*Given problem*: Reproduce all entries precisely, down to the last character.

*Extracted material*:

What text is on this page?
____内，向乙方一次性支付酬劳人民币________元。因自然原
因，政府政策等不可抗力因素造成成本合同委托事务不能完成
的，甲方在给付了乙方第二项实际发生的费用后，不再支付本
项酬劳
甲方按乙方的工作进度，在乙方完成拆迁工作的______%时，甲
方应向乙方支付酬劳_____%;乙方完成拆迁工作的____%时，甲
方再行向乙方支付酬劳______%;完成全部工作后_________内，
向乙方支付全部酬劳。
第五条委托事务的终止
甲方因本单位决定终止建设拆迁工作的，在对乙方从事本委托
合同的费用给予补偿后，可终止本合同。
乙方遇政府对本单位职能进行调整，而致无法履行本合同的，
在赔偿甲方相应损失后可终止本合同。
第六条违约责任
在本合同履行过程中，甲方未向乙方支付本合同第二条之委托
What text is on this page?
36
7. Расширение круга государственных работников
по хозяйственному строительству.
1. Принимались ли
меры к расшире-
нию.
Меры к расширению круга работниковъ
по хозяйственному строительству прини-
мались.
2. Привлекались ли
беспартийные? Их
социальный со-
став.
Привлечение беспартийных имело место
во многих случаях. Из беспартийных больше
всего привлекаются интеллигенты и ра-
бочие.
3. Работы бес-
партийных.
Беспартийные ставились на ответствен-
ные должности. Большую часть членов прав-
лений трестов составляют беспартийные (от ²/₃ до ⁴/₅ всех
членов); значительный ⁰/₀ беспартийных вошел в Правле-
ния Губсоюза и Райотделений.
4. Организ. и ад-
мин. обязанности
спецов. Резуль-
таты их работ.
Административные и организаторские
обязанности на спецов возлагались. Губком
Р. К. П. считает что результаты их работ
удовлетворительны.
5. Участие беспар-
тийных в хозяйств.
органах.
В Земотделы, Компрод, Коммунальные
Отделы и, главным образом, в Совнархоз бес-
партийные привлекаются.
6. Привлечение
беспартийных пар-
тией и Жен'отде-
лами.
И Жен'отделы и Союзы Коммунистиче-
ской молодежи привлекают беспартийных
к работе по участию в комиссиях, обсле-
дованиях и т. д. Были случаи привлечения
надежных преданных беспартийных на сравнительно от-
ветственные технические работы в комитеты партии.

*Answer to this problem*:
What text is on this page?
____内，向乙方一次性支付酬劳人民币________元。因自然原
因，政府政策等不可抗力因素造成成本合同委托事务不能完成
的，甲方在给付了乙方第二项实际发生的费用后，不再支付本
项酬劳
甲方按乙方的工作进度，在乙方完成拆迁工作的______%时，甲
方应向乙方支付酬劳_____%;乙方完成拆迁工作的____%时，甲
方再行向乙方支付酬劳______%;完成全部工作后_________内，
向乙方支付全部酬劳。
第五条委托事务的终止
甲方因本单位决定终止建设拆迁工作的，在对乙方从事本委托
合同的费用给予补偿后，可终止本合同。
乙方遇政府对本单位职能进行调整，而致无法履行本合同的，
在赔偿甲方相应损失后可终止本合同。
第六条违约责任
在本合同履行过程中，甲方未向乙方支付本合同第二条之委托
What text is on this page?
36
7. Расширение круга государственных работников
по хозяйственному строительству.
1. Принимались ли
меры к расшире-
нию.
Меры к расширению круга работниковъ
по хозяйственному строительству прини-
мались.
2. Привлекались ли
беспартийные? Их
социальный со-
став.
Привлечение беспартийных имело место
во многих случаях. Из беспартийных больше
всего привлекаются интеллигенты и ра-
бочие.
3. Работы бес-
партийных.
Беспартийные ставились на ответствен-
ные должности. Большую часть членов прав-
лений трестов составляют беспартийные (от ²/₃ до ⁴/₅ всех
членов); значительный ⁰/₀ беспартийных вошел в Правле-
ния Губсоюза и Райотделений.
4. Организ. и ад-
мин. обязанности
спецов. Резуль-
таты их работ.
Административные и организаторские
обязанности на спецов возлагались. Губком
Р. К. П. считает что результаты их работ
удовлетворительны.
5. Участие беспар-
тийных в хозяйств.
органах.
В Земотделы, Компрод, Коммунальные
Отделы и, главным образом, в Совнархоз бес-
партийные привлекаются.
6. Привлечение
беспартийных пар-
тией и Жен'отде-
лами.
И Жен'отделы и Союзы Коммунистиче-
ской молодежи привлекают беспартийных
к работе по участию в комиссиях, обсле-
дованиях и т. д. Были случаи привлечения
надежных преданных беспартийных на сравнительно от-
ветственные технические работы в комитеты партии.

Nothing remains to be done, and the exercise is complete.